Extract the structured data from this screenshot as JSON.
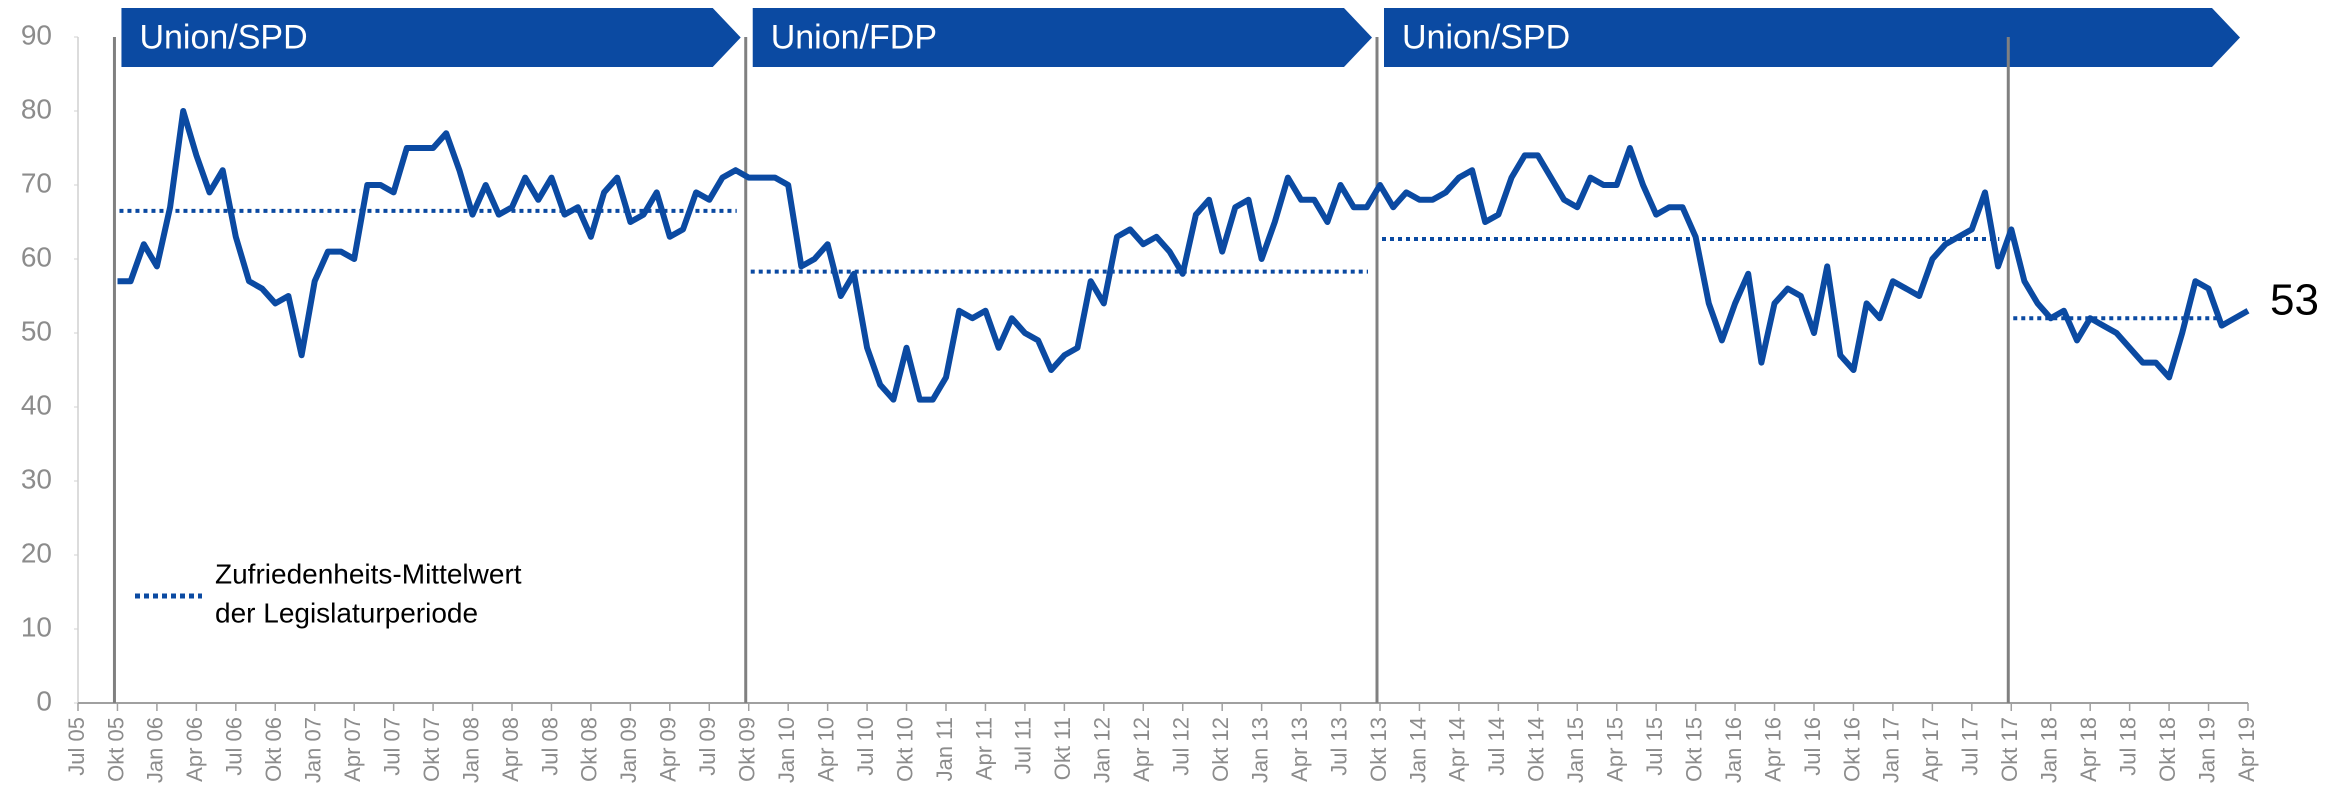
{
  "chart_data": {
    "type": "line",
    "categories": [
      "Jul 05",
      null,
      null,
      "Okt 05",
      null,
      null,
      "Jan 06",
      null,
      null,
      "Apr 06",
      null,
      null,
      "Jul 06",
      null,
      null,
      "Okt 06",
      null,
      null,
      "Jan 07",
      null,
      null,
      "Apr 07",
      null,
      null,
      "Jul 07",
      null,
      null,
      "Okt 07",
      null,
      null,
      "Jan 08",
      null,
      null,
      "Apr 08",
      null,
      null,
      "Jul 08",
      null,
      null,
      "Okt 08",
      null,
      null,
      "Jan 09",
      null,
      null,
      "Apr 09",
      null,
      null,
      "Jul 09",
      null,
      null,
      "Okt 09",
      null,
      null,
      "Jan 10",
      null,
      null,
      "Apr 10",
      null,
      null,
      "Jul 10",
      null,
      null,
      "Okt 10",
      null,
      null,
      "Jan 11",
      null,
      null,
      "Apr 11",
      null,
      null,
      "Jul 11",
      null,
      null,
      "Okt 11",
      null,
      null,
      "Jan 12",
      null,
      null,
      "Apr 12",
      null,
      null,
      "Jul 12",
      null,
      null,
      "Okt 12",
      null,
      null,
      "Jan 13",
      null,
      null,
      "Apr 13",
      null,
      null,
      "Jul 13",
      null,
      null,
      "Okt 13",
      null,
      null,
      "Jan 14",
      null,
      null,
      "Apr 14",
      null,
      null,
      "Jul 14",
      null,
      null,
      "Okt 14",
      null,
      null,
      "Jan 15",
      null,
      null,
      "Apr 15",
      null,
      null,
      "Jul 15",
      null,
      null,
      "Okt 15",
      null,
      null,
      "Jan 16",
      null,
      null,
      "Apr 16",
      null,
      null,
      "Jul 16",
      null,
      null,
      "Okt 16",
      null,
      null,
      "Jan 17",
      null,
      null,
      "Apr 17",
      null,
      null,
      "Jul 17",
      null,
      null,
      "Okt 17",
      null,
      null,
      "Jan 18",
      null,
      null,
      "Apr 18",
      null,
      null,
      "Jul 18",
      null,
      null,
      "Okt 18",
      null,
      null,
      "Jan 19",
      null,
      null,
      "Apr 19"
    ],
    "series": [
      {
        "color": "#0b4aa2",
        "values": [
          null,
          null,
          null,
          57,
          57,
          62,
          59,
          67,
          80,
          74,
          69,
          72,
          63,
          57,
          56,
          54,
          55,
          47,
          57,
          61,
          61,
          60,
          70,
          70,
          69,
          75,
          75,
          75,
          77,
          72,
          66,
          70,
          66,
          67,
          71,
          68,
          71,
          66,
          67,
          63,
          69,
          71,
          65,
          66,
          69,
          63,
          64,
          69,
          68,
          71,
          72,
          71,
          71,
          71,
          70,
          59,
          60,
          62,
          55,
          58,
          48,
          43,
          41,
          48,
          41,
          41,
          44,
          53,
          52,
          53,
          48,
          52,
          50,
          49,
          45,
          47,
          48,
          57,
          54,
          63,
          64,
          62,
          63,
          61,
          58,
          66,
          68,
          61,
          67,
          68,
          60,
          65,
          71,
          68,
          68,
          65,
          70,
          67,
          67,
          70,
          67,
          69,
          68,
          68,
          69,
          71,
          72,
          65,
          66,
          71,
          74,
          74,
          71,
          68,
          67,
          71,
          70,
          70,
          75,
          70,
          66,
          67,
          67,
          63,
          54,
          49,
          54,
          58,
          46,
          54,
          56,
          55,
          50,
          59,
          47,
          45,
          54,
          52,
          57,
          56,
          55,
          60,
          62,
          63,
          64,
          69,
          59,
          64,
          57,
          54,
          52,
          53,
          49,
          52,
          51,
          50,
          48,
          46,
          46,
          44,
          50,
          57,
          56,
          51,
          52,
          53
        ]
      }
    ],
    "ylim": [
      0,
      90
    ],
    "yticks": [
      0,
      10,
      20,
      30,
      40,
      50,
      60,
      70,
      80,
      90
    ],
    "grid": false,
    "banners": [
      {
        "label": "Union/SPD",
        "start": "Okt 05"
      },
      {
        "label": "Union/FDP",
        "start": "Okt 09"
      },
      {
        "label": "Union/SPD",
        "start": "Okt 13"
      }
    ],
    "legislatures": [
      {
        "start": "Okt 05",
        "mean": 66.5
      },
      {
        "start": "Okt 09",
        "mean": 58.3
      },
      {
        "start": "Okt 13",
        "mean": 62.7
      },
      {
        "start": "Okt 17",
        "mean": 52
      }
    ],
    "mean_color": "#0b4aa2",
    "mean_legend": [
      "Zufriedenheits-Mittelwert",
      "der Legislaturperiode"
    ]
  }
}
...
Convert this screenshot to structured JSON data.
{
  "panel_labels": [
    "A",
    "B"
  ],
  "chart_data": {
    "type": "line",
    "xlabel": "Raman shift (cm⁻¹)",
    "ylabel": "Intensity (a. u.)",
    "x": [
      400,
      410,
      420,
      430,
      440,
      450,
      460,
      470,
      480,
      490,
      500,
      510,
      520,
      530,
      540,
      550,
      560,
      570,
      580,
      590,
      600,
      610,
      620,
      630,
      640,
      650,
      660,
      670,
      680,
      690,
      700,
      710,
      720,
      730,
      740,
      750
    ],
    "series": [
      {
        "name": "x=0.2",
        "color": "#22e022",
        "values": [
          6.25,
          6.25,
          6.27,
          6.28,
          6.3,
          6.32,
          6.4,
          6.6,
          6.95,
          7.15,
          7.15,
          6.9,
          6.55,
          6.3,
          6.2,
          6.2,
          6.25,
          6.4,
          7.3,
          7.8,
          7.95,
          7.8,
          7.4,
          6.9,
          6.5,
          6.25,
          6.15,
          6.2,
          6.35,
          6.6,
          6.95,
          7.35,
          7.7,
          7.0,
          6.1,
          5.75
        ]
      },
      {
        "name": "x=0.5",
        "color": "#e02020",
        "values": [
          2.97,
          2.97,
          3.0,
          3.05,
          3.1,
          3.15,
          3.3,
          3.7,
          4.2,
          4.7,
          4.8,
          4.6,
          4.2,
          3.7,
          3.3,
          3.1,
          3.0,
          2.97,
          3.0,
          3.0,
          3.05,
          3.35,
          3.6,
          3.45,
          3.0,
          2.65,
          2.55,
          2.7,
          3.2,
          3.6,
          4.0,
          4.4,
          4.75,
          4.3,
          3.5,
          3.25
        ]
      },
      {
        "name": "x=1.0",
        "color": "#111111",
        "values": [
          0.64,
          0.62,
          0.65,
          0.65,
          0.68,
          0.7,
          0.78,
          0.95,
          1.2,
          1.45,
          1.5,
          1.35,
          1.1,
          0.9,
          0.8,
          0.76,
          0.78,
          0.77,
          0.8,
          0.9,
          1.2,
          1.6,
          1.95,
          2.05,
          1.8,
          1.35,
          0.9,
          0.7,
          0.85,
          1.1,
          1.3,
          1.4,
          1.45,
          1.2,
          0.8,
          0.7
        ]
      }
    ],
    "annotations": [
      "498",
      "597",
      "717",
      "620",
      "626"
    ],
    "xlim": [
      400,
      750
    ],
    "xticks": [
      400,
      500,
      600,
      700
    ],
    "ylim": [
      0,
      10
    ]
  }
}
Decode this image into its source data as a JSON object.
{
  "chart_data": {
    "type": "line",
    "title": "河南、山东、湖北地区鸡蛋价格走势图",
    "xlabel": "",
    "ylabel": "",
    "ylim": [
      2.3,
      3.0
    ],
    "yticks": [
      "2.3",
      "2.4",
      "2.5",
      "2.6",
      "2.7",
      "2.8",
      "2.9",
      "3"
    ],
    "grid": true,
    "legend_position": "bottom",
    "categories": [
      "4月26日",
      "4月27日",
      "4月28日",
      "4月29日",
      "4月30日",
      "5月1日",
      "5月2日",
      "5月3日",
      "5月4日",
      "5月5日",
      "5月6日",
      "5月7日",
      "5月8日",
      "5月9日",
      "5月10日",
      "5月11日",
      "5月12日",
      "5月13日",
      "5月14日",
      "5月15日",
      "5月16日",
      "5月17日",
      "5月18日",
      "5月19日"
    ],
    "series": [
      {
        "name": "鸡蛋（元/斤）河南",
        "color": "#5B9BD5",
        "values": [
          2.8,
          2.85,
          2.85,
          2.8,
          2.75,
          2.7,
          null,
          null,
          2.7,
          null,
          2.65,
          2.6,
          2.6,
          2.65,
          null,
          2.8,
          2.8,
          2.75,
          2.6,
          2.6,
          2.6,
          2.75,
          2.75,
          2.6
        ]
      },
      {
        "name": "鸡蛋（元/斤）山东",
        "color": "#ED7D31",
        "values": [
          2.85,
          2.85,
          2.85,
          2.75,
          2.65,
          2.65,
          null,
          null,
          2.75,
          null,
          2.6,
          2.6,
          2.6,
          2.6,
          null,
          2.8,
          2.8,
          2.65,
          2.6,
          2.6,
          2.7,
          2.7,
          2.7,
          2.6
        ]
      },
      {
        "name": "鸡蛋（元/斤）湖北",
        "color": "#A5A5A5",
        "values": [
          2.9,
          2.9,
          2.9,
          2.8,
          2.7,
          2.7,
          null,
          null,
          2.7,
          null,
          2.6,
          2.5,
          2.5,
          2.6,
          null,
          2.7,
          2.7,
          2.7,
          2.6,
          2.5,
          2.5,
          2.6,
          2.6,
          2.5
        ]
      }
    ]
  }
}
---
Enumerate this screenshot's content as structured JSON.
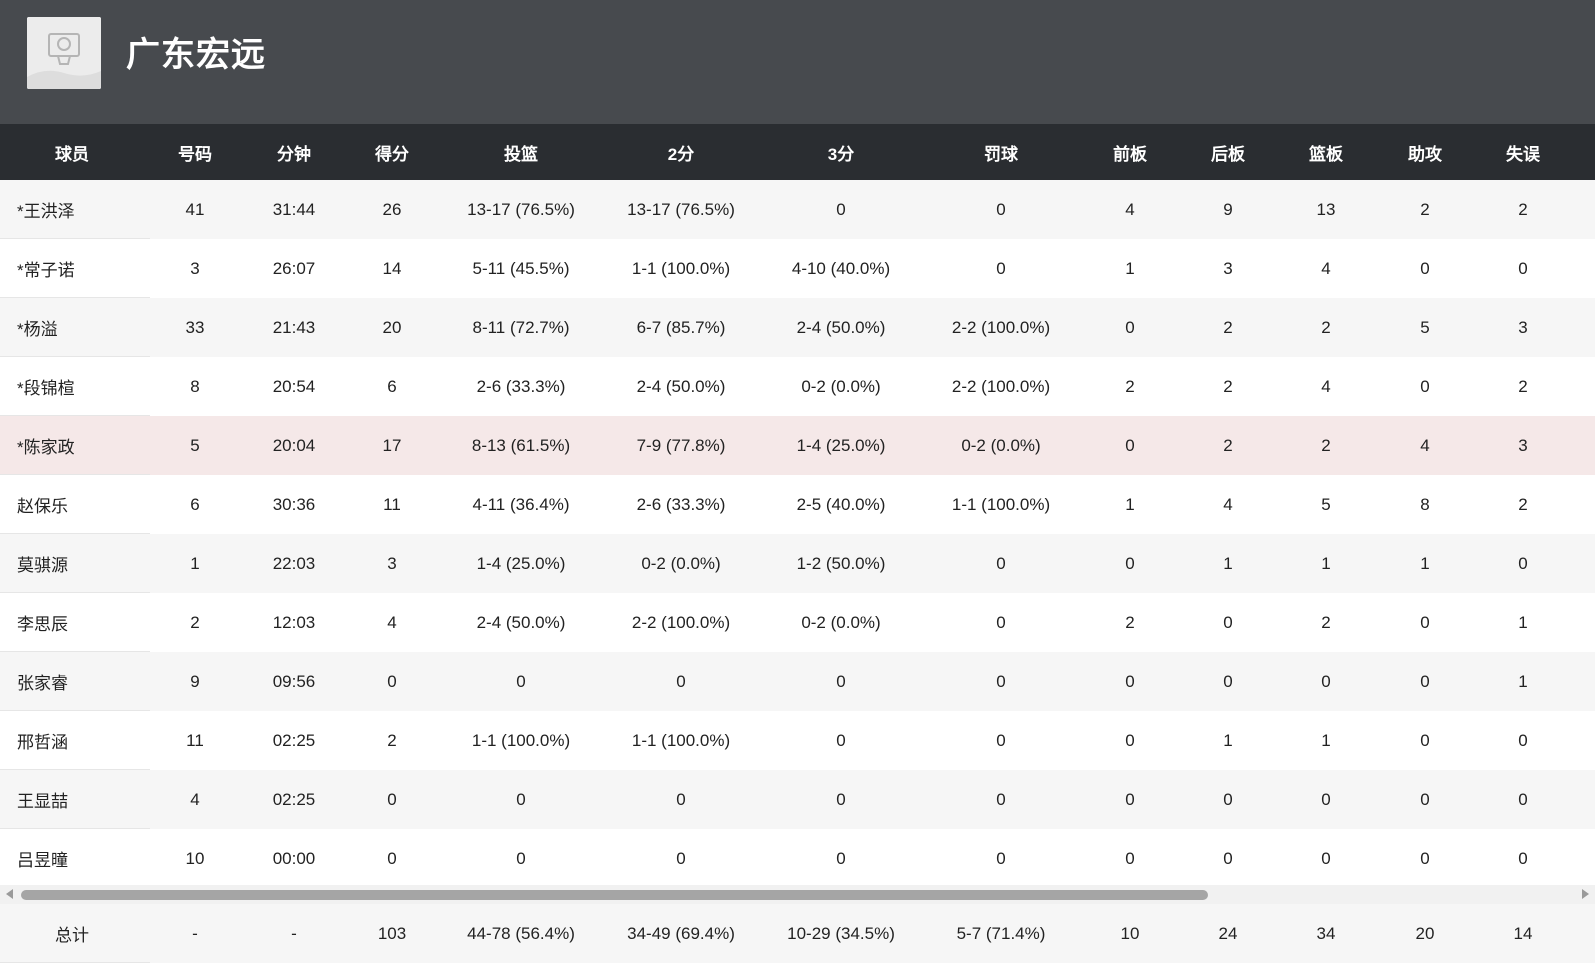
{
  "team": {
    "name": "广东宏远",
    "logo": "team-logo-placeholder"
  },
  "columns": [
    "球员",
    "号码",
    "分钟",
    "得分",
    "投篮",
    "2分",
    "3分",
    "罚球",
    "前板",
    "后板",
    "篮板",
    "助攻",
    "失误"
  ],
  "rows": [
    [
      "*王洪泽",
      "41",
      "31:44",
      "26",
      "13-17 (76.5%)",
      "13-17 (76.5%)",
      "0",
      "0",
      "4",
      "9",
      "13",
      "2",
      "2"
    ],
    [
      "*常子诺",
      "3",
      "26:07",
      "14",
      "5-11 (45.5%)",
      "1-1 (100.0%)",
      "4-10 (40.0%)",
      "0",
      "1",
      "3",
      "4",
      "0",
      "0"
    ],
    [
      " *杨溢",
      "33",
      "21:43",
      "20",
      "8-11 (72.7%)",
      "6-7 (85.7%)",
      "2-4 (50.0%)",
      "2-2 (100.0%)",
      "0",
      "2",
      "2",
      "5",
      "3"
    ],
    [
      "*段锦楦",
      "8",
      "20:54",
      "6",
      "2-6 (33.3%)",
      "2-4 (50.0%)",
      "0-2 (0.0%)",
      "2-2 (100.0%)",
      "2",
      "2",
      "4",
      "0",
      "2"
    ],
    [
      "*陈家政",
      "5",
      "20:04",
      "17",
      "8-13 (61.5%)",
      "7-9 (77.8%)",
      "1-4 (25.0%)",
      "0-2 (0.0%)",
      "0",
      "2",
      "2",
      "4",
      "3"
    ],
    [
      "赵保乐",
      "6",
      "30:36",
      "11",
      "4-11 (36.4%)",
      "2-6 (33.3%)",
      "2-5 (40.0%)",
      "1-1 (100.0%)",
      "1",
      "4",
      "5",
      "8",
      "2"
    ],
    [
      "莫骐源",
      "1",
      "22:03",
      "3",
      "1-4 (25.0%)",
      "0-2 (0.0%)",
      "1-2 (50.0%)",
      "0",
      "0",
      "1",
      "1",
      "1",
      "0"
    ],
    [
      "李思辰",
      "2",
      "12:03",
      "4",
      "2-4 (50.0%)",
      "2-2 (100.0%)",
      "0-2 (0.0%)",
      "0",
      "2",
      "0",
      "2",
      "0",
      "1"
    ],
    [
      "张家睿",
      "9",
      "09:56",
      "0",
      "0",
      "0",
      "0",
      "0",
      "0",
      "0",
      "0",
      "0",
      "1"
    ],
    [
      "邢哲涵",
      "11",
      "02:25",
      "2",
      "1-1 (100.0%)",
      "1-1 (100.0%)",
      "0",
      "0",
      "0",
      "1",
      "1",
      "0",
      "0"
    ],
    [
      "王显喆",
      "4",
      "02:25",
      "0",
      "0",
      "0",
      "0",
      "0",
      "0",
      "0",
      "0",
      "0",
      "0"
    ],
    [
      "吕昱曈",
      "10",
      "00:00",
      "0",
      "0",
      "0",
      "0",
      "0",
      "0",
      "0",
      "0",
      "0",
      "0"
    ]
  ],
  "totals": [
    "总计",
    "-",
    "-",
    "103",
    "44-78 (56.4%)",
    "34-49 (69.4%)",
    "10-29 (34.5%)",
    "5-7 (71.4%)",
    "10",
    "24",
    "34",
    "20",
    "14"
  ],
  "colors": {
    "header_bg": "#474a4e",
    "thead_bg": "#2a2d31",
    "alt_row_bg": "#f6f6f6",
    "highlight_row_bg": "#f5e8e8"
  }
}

EXERCISE GOAL:
Identify the lines of the entries containing the string "start". Copy each such line.

TASK ANSWER:
        "start": "Okt 05"
        "start": "Okt 09"
        "start": "Okt 13"
        "start": "Okt 05",
        "start": "Okt 09",
        "start": "Okt 13",
        "start": "Okt 17",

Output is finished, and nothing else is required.